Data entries
== == ==

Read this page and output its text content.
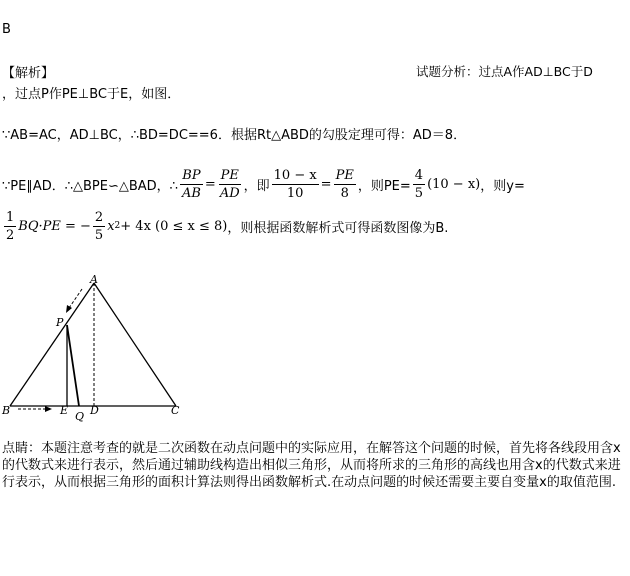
B
【解析】	试题分析：过点A作AD⊥BC于D
，过点P作PE⊥BC于E，如图．
∵AB=AC，AD⊥BC，∴BD=DC==6．根据Rt△ABD的勾股定理可得：AD＝8．
∵PE∥AD．∴△BPE∽△BAD，∴ $\frac{BP}{AB} = \frac{PE}{AD}$ ，即 $\frac{10 - x}{10} = \frac{PE}{8}$ ，则$PE= \frac{4}{5} (10 - x)$ ，则y=
$\frac{1}{2} BQ\cdot PE$ = − $\frac{2}{5}$ x 2 + 4x (0 ≤ x ≤ 8) ，则根据函数解析式可得函数图像为B.
A
P
B	E Q D	C
点睛：本题注意考查的就是二次函数在动点问题中的实际应用，在解答这个问题的时候，首先将各线段用含x的代数式来进行表示，然后通过辅助线构造出相似三角形，从而将所求的三角形的高线也用含x的代数式来进行表示，从而根据三角形的面积计算法则得出函数解析式.在动点问题的时候还需要主要自变量x的取值范围.
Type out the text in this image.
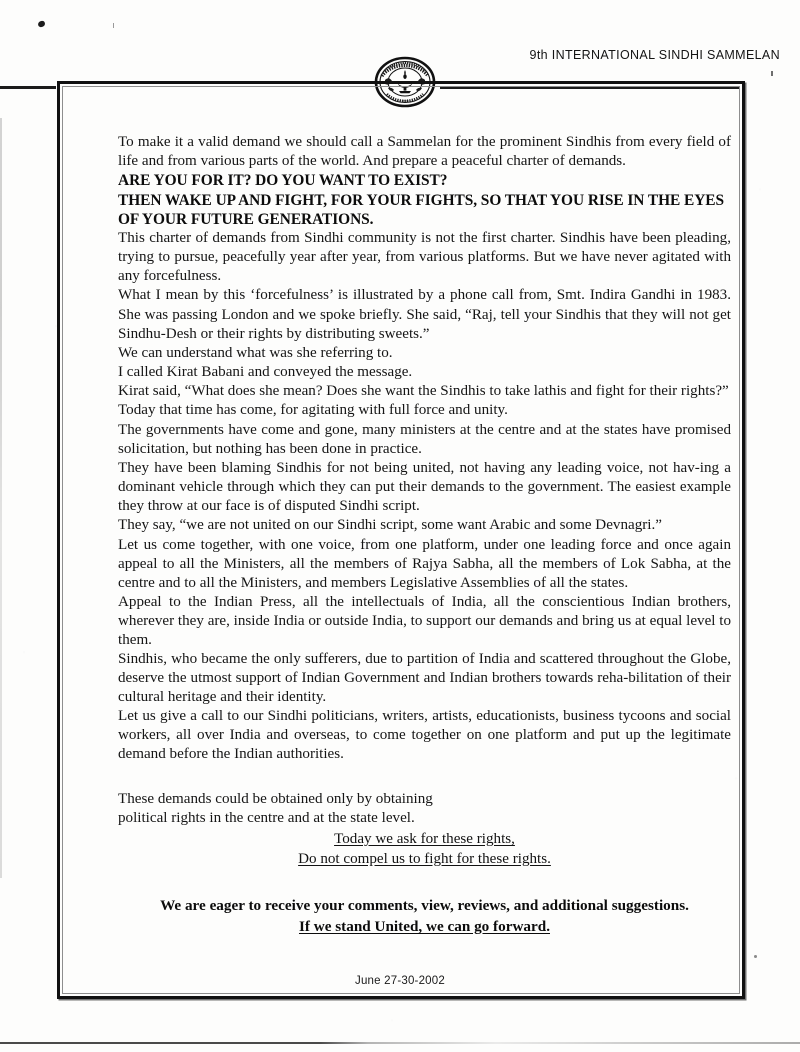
9th INTERNATIONAL SINDHI SAMMELAN
2002

To make it a valid demand we should call a Sammelan for the prominent Sindhis from every field of life and from various parts of the world. And prepare a peaceful charter of demands.

ARE YOU FOR IT? DO YOU WANT TO EXIST?

THEN WAKE UP AND FIGHT, FOR YOUR FIGHTS, SO THAT YOU RISE IN THE EYES OF YOUR FUTURE GENERATIONS.

This charter of demands from Sindhi community is not the first charter. Sindhis have been pleading, trying to pursue, peacefully year after year, from various platforms. But we have never agitated with any forcefulness.

What I mean by this ‘forcefulness’ is illustrated by a phone call from, Smt. Indira Gandhi in 1983. She was passing London and we spoke briefly. She said, “Raj, tell your Sindhis that they will not get Sindhu-Desh or their rights by distributing sweets.”

We can understand what was she referring to.

I called Kirat Babani and conveyed the message.

Kirat said, “What does she mean? Does she want the Sindhis to take lathis and fight for their rights?”

Today that time has come, for agitating with full force and unity.

The governments have come and gone, many ministers at the centre and at the states have promised solicitation, but nothing has been done in practice.

They have been blaming Sindhis for not being united, not having any leading voice, not hav-ing a dominant vehicle through which they can put their demands to the government. The easiest example they throw at our face is of disputed Sindhi script.

They say, “we are not united on our Sindhi script, some want Arabic and some Devnagri.”

Let us come together, with one voice, from one platform, under one leading force and once again appeal to all the Ministers, all the members of Rajya Sabha, all the members of Lok Sabha, at the centre and to all the Ministers, and members Legislative Assemblies of all the states.

Appeal to the Indian Press, all the intellectuals of India, all the conscientious Indian brothers, wherever they are, inside India or outside India, to support our demands and bring us at equal level to them.

Sindhis, who became the only sufferers, due to partition of India and scattered throughout the Globe, deserve the utmost support of Indian Government and Indian brothers towards reha-bilitation of their cultural heritage and their identity.

Let us give a call to our Sindhi politicians, writers, artists, educationists, business tycoons and social workers, all over India and overseas, to come together on one platform and put up the legitimate demand before the Indian authorities.

These demands could be obtained only by obtaining

political rights in the centre and at the state level.

Today we ask for these rights,

Do not compel us to fight for these rights.

We are eager to receive your comments, view, reviews, and additional suggestions.

If we stand United, we can go forward.

June 27-30-2002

== == ==

- **TASK DESCRIPTION**
Retype each entry precisely. Skip images entirely.

- **ANSWER TO THE TASK**
Read this page and output its text content.
B
【解析】	试题分析：过点A作AD⊥BC于D
，过点P作PE⊥BC于E，如图．
∵AB=AC，AD⊥BC，∴BD=DC==6．根据Rt△ABD的勾股定理可得：AD＝8．
∵PE∥AD．∴△BPE∽△BAD，∴ $\frac{BP}{AB} = \frac{PE}{AD}$ ，即 $\frac{10 - x}{10} = \frac{PE}{8}$ ，则$PE= \frac{4}{5} (10 - x)$ ，则y=
$\frac{1}{2} BQ\cdot PE$ = − $\frac{2}{5}$ x 2 + 4x (0 ≤ x ≤ 8) ，则根据函数解析式可得函数图像为B.
A
P
B	E Q D	C
点睛：本题注意考查的就是二次函数在动点问题中的实际应用，在解答这个问题的时候，首先将各线段用含x的代数式来进行表示，然后通过辅助线构造出相似三角形，从而将所求的三角形的高线也用含x的代数式来进行表示，从而根据三角形的面积计算法则得出函数解析式.在动点问题的时候还需要主要自变量x的取值范围.
Type out the text in this image.
9th INTERNATIONAL SINDHI SAMMELAN
2002

To make it a valid demand we should call a Sammelan for the prominent Sindhis from every field of life and from various parts of the world. And prepare a peaceful charter of demands.

ARE YOU FOR IT? DO YOU WANT TO EXIST?

THEN WAKE UP AND FIGHT, FOR YOUR FIGHTS, SO THAT YOU RISE IN THE EYES OF YOUR FUTURE GENERATIONS.

This charter of demands from Sindhi community is not the first charter. Sindhis have been pleading, trying to pursue, peacefully year after year, from various platforms. But we have never agitated with any forcefulness.

What I mean by this ‘forcefulness’ is illustrated by a phone call from, Smt. Indira Gandhi in 1983. She was passing London and we spoke briefly. She said, “Raj, tell your Sindhis that they will not get Sindhu-Desh or their rights by distributing sweets.”

We can understand what was she referring to.

I called Kirat Babani and conveyed the message.

Kirat said, “What does she mean? Does she want the Sindhis to take lathis and fight for their rights?”

Today that time has come, for agitating with full force and unity.

The governments have come and gone, many ministers at the centre and at the states have promised solicitation, but nothing has been done in practice.

They have been blaming Sindhis for not being united, not having any leading voice, not hav-ing a dominant vehicle through which they can put their demands to the government. The easiest example they throw at our face is of disputed Sindhi script.

They say, “we are not united on our Sindhi script, some want Arabic and some Devnagri.”

Let us come together, with one voice, from one platform, under one leading force and once again appeal to all the Ministers, all the members of Rajya Sabha, all the members of Lok Sabha, at the centre and to all the Ministers, and members Legislative Assemblies of all the states.

Appeal to the Indian Press, all the intellectuals of India, all the conscientious Indian brothers, wherever they are, inside India or outside India, to support our demands and bring us at equal level to them.

Sindhis, who became the only sufferers, due to partition of India and scattered throughout the Globe, deserve the utmost support of Indian Government and Indian brothers towards reha-bilitation of their cultural heritage and their identity.

Let us give a call to our Sindhi politicians, writers, artists, educationists, business tycoons and social workers, all over India and overseas, to come together on one platform and put up the legitimate demand before the Indian authorities.

These demands could be obtained only by obtaining

political rights in the centre and at the state level.

Today we ask for these rights,

Do not compel us to fight for these rights.

We are eager to receive your comments, view, reviews, and additional suggestions.

If we stand United, we can go forward.

June 27-30-2002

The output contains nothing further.